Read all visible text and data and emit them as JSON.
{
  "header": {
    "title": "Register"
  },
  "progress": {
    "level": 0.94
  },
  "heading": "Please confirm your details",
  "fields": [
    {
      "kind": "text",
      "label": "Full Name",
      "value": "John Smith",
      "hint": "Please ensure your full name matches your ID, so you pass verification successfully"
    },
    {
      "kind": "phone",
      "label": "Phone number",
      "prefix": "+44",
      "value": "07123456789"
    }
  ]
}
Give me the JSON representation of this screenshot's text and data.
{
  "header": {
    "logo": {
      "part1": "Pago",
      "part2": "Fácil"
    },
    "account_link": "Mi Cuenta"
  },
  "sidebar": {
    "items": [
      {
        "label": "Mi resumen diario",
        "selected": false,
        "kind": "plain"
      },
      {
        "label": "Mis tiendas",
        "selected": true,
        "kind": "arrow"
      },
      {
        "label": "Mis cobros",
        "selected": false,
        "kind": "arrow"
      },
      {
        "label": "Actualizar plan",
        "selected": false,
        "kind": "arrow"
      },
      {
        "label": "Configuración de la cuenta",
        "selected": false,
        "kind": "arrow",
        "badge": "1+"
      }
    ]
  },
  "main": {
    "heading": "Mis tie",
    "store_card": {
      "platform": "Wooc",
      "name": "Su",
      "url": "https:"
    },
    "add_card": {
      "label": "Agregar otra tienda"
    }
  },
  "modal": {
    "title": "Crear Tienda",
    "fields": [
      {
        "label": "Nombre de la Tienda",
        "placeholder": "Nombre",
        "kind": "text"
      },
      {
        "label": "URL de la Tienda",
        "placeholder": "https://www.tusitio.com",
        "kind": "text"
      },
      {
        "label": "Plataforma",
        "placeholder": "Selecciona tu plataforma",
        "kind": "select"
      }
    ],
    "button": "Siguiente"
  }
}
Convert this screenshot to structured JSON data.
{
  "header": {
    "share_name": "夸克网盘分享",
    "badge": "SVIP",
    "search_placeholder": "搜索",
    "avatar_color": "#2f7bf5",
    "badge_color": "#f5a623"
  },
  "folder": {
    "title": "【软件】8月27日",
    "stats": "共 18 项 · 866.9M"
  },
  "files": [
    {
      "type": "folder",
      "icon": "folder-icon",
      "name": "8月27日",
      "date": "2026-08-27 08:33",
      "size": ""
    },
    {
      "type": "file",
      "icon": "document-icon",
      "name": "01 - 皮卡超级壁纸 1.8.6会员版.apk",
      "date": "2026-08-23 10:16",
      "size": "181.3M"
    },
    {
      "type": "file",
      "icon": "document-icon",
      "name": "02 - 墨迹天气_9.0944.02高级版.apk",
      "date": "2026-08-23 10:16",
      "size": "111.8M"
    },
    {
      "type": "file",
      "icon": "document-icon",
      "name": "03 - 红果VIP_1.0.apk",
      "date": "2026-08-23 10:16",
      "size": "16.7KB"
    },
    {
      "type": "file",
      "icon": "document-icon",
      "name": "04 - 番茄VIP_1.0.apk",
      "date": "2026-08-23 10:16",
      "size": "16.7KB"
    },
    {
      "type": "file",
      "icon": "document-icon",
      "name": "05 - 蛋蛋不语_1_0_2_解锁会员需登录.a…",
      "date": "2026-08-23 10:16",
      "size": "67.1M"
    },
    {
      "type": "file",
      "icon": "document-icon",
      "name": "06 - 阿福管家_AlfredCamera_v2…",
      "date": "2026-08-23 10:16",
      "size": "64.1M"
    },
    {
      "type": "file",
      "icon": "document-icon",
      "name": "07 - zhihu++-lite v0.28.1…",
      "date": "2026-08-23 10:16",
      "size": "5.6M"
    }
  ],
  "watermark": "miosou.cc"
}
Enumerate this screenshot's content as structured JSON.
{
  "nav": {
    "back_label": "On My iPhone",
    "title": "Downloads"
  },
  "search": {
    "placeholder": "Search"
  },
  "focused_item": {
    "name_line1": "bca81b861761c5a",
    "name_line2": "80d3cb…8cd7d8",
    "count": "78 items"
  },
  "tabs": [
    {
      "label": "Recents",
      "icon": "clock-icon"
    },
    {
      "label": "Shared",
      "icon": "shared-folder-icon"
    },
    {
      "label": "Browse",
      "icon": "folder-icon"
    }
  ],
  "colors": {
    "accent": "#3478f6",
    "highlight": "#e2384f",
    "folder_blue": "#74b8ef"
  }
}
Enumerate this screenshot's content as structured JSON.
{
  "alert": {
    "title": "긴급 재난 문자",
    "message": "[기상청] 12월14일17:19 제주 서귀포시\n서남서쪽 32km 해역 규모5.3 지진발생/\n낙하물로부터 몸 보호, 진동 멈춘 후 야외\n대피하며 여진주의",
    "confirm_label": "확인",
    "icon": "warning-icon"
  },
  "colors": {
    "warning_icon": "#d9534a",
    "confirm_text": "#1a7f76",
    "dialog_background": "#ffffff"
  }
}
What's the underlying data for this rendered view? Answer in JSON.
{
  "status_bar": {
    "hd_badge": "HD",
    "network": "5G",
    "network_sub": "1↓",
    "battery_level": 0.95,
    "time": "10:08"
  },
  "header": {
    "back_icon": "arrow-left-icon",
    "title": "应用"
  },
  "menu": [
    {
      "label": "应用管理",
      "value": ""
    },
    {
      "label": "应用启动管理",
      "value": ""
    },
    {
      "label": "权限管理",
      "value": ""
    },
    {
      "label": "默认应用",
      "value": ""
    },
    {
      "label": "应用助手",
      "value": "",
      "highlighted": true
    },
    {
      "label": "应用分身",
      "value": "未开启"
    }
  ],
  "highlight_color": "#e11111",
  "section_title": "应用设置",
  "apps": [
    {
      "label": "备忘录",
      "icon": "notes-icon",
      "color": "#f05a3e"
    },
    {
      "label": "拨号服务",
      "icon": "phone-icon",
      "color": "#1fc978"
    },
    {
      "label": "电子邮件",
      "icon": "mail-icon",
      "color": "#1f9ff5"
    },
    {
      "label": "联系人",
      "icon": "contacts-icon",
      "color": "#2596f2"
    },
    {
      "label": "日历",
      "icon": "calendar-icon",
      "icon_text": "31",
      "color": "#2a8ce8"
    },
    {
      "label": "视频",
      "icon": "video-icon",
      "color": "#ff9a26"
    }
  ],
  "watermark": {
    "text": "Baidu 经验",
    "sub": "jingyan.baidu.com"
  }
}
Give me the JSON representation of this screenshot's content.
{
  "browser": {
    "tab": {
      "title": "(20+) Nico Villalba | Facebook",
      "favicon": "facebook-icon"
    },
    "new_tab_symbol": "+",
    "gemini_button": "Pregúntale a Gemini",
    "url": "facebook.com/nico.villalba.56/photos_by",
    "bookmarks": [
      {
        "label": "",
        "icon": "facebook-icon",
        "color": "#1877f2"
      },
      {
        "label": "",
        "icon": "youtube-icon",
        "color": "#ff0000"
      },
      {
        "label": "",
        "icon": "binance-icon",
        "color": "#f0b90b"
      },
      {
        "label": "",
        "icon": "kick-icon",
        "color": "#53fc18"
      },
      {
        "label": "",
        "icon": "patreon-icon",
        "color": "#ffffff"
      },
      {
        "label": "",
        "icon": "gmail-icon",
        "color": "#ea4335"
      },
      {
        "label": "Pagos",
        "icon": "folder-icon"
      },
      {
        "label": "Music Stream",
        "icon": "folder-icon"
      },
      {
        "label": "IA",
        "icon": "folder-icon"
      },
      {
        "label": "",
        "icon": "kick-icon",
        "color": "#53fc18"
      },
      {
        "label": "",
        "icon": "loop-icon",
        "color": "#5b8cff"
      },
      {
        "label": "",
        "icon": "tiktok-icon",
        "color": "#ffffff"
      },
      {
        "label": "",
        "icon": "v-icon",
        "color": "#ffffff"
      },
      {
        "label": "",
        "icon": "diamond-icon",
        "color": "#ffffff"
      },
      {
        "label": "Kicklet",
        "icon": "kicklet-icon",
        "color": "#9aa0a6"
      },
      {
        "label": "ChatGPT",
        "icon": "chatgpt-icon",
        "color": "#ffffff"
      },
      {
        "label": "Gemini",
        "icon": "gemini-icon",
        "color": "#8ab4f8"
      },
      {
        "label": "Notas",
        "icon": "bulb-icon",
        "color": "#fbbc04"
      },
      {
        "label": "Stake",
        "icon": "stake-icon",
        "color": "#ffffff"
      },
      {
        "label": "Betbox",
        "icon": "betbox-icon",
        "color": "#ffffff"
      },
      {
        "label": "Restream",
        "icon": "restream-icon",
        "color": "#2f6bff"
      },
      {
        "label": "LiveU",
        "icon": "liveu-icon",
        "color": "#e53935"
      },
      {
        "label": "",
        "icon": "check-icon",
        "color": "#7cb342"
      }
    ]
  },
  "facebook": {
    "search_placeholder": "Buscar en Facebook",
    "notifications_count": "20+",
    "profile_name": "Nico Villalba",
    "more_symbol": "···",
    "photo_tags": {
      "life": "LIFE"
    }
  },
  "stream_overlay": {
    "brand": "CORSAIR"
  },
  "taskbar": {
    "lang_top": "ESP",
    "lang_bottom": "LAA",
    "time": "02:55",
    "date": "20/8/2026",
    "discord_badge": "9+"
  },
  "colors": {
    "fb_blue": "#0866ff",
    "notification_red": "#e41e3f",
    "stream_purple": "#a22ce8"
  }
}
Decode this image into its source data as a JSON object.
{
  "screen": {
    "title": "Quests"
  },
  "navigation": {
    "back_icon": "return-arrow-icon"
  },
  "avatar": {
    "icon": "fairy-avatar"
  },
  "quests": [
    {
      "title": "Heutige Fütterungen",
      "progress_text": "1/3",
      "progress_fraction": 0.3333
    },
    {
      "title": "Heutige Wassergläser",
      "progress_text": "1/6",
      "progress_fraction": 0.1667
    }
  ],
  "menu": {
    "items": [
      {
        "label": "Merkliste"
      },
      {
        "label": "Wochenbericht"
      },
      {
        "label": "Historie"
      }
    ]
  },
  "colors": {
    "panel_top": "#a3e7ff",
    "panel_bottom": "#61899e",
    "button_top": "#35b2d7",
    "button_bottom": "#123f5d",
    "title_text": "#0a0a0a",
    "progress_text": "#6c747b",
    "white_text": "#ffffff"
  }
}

# # # #

> What to do: Extract all lines containing the word "your".

> Task output:
  "heading": "Please confirm your details",
      "hint": "Please ensure your full name matches your ID, so you pass verification successfully"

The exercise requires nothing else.